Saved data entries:
+ + + +

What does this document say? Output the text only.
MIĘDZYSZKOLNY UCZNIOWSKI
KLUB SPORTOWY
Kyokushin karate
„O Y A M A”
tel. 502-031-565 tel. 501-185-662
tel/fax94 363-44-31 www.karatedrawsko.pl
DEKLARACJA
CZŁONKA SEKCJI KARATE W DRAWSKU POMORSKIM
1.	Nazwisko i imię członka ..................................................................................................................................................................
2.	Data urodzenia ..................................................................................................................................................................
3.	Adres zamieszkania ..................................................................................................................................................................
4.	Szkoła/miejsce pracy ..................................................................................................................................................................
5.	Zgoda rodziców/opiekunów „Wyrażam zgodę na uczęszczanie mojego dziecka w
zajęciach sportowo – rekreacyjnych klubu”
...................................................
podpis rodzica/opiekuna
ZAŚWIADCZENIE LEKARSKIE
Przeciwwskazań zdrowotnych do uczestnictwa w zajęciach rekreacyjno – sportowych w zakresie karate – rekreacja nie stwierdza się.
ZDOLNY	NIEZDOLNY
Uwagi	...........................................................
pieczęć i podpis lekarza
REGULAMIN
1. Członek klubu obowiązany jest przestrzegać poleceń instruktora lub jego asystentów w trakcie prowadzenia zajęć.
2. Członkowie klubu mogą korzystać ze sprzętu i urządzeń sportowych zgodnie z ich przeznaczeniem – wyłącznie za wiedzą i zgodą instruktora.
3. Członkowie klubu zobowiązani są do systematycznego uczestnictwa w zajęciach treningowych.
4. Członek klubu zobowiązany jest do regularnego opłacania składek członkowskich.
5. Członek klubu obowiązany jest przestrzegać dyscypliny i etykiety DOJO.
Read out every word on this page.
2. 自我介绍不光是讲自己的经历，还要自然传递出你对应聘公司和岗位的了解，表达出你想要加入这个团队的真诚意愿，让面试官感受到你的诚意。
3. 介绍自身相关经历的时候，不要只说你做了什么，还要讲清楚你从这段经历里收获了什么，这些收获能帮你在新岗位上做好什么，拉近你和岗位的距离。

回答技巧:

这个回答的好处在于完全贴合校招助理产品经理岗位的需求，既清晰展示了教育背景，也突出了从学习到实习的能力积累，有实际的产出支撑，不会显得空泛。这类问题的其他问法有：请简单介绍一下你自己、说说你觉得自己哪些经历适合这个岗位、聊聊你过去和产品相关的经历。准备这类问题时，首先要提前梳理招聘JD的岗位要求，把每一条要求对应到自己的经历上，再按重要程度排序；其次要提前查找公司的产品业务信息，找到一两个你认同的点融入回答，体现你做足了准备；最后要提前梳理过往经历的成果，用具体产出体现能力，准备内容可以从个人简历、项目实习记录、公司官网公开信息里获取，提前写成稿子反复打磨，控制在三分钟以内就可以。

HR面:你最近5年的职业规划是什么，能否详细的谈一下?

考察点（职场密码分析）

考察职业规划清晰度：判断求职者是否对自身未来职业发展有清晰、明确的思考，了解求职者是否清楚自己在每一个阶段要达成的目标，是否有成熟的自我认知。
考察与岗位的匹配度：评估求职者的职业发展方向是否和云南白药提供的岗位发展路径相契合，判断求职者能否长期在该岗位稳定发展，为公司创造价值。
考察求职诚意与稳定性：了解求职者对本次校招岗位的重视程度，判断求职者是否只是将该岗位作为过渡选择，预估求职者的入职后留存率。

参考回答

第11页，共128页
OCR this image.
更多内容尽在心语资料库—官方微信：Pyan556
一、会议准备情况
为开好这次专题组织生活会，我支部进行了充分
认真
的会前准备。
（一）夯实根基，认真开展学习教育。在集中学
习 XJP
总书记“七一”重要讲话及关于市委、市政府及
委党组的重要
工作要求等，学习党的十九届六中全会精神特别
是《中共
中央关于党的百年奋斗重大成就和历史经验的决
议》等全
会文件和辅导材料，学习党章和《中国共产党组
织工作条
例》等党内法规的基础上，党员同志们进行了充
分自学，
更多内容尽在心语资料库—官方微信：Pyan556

+ + + +

(What the task requires): Each record must be repeated exactly as it is.

(Expected answer):
What does this document say? Output the text only.
MIĘDZYSZKOLNY UCZNIOWSKI
KLUB SPORTOWY
Kyokushin karate
„O Y A M A”
tel. 502-031-565 tel. 501-185-662
tel/fax94 363-44-31 www.karatedrawsko.pl
DEKLARACJA
CZŁONKA SEKCJI KARATE W DRAWSKU POMORSKIM
1.	Nazwisko i imię członka ..................................................................................................................................................................
2.	Data urodzenia ..................................................................................................................................................................
3.	Adres zamieszkania ..................................................................................................................................................................
4.	Szkoła/miejsce pracy ..................................................................................................................................................................
5.	Zgoda rodziców/opiekunów „Wyrażam zgodę na uczęszczanie mojego dziecka w
zajęciach sportowo – rekreacyjnych klubu”
...................................................
podpis rodzica/opiekuna
ZAŚWIADCZENIE LEKARSKIE
Przeciwwskazań zdrowotnych do uczestnictwa w zajęciach rekreacyjno – sportowych w zakresie karate – rekreacja nie stwierdza się.
ZDOLNY	NIEZDOLNY
Uwagi	...........................................................
pieczęć i podpis lekarza
REGULAMIN
1. Członek klubu obowiązany jest przestrzegać poleceń instruktora lub jego asystentów w trakcie prowadzenia zajęć.
2. Członkowie klubu mogą korzystać ze sprzętu i urządzeń sportowych zgodnie z ich przeznaczeniem – wyłącznie za wiedzą i zgodą instruktora.
3. Członkowie klubu zobowiązani są do systematycznego uczestnictwa w zajęciach treningowych.
4. Członek klubu zobowiązany jest do regularnego opłacania składek członkowskich.
5. Członek klubu obowiązany jest przestrzegać dyscypliny i etykiety DOJO.
Read out every word on this page.
2. 自我介绍不光是讲自己的经历，还要自然传递出你对应聘公司和岗位的了解，表达出你想要加入这个团队的真诚意愿，让面试官感受到你的诚意。
3. 介绍自身相关经历的时候，不要只说你做了什么，还要讲清楚你从这段经历里收获了什么，这些收获能帮你在新岗位上做好什么，拉近你和岗位的距离。

回答技巧:

这个回答的好处在于完全贴合校招助理产品经理岗位的需求，既清晰展示了教育背景，也突出了从学习到实习的能力积累，有实际的产出支撑，不会显得空泛。这类问题的其他问法有：请简单介绍一下你自己、说说你觉得自己哪些经历适合这个岗位、聊聊你过去和产品相关的经历。准备这类问题时，首先要提前梳理招聘JD的岗位要求，把每一条要求对应到自己的经历上，再按重要程度排序；其次要提前查找公司的产品业务信息，找到一两个你认同的点融入回答，体现你做足了准备；最后要提前梳理过往经历的成果，用具体产出体现能力，准备内容可以从个人简历、项目实习记录、公司官网公开信息里获取，提前写成稿子反复打磨，控制在三分钟以内就可以。

HR面:你最近5年的职业规划是什么，能否详细的谈一下?

考察点（职场密码分析）

考察职业规划清晰度：判断求职者是否对自身未来职业发展有清晰、明确的思考，了解求职者是否清楚自己在每一个阶段要达成的目标，是否有成熟的自我认知。
考察与岗位的匹配度：评估求职者的职业发展方向是否和云南白药提供的岗位发展路径相契合，判断求职者能否长期在该岗位稳定发展，为公司创造价值。
考察求职诚意与稳定性：了解求职者对本次校招岗位的重视程度，判断求职者是否只是将该岗位作为过渡选择，预估求职者的入职后留存率。

参考回答

第11页，共128页
OCR this image.
更多内容尽在心语资料库—官方微信：Pyan556
一、会议准备情况
为开好这次专题组织生活会，我支部进行了充分
认真
的会前准备。
（一）夯实根基，认真开展学习教育。在集中学
习 XJP
总书记“七一”重要讲话及关于市委、市政府及
委党组的重要
工作要求等，学习党的十九届六中全会精神特别
是《中共
中央关于党的百年奋斗重大成就和历史经验的决
议》等全
会文件和辅导材料，学习党章和《中国共产党组
织工作条
例》等党内法规的基础上，党员同志们进行了充
分自学，
更多内容尽在心语资料库—官方微信：Pyan556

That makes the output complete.